| Problem |
Among the entries, which lines carry the string "page"? Copy each of them.

[Stored records]
=-=-=-=-=

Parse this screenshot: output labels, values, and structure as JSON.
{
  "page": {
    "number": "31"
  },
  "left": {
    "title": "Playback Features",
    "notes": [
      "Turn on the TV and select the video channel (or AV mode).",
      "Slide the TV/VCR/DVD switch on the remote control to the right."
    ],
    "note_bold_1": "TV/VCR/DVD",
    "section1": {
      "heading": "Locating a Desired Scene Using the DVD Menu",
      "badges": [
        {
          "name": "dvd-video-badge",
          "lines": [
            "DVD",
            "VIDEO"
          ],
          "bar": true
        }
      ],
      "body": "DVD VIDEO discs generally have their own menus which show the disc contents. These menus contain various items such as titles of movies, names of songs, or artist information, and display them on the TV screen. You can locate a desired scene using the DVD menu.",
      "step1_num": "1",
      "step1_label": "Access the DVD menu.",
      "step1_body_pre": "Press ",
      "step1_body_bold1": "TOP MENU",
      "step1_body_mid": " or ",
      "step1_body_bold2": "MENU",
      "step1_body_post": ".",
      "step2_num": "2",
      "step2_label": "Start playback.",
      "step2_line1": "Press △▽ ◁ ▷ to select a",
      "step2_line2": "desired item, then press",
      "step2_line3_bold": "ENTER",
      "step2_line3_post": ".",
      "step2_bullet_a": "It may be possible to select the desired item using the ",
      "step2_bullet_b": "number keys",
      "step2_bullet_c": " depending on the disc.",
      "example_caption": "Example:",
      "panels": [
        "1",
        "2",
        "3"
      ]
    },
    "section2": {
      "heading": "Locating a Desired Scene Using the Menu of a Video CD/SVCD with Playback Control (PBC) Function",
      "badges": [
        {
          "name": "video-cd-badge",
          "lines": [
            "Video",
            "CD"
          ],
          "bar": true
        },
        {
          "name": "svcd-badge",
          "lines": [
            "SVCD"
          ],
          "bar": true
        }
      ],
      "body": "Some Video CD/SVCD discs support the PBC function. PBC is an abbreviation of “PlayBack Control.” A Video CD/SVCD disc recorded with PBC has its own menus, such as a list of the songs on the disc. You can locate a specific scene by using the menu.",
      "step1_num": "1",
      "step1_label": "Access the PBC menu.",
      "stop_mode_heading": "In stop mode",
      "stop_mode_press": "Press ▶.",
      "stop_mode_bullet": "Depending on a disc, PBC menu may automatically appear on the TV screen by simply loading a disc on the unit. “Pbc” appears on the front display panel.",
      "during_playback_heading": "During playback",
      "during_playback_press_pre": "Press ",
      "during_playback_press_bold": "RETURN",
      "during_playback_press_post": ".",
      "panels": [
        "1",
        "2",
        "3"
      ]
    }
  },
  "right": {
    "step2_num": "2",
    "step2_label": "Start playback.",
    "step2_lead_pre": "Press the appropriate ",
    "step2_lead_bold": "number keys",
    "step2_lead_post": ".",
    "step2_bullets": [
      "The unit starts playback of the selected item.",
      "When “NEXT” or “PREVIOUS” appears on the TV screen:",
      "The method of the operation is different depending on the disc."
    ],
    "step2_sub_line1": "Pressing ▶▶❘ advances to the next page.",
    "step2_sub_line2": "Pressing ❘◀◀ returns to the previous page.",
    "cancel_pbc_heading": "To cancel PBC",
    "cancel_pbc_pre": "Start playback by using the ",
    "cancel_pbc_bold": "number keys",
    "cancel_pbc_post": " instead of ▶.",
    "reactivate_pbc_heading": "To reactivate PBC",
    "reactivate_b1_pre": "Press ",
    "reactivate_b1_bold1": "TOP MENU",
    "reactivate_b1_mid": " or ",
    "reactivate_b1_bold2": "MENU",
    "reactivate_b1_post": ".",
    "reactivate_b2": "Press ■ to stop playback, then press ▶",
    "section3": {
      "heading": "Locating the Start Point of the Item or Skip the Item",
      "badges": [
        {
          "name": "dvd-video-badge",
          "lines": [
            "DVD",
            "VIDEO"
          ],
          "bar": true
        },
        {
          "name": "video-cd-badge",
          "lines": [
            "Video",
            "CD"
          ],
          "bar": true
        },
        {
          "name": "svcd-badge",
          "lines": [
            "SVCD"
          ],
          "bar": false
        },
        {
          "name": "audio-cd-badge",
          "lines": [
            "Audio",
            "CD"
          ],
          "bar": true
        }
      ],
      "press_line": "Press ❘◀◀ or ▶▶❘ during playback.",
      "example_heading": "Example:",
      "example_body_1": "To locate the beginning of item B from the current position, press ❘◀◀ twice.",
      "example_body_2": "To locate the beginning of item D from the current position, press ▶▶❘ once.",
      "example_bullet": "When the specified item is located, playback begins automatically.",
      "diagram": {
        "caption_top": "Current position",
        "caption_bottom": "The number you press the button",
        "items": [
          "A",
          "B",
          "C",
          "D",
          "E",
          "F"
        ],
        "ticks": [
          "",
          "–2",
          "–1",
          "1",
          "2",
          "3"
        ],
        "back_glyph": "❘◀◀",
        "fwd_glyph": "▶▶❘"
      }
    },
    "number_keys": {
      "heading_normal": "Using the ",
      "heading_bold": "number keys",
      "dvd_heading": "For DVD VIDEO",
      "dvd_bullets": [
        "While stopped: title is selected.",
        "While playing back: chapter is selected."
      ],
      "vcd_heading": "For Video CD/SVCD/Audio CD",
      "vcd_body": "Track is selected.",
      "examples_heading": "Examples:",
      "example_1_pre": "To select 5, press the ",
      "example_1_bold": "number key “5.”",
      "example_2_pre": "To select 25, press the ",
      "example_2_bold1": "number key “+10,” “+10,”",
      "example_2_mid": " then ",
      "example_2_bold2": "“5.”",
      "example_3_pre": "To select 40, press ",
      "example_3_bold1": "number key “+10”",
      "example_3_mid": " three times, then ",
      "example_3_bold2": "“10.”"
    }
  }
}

=-=-=-=-=

| Result of this exercise |
  "page": {
    "step2_sub_line1": "Pressing ▶▶❘ advances to the next page.",
    "step2_sub_line2": "Pressing ❘◀◀ returns to the previous page.",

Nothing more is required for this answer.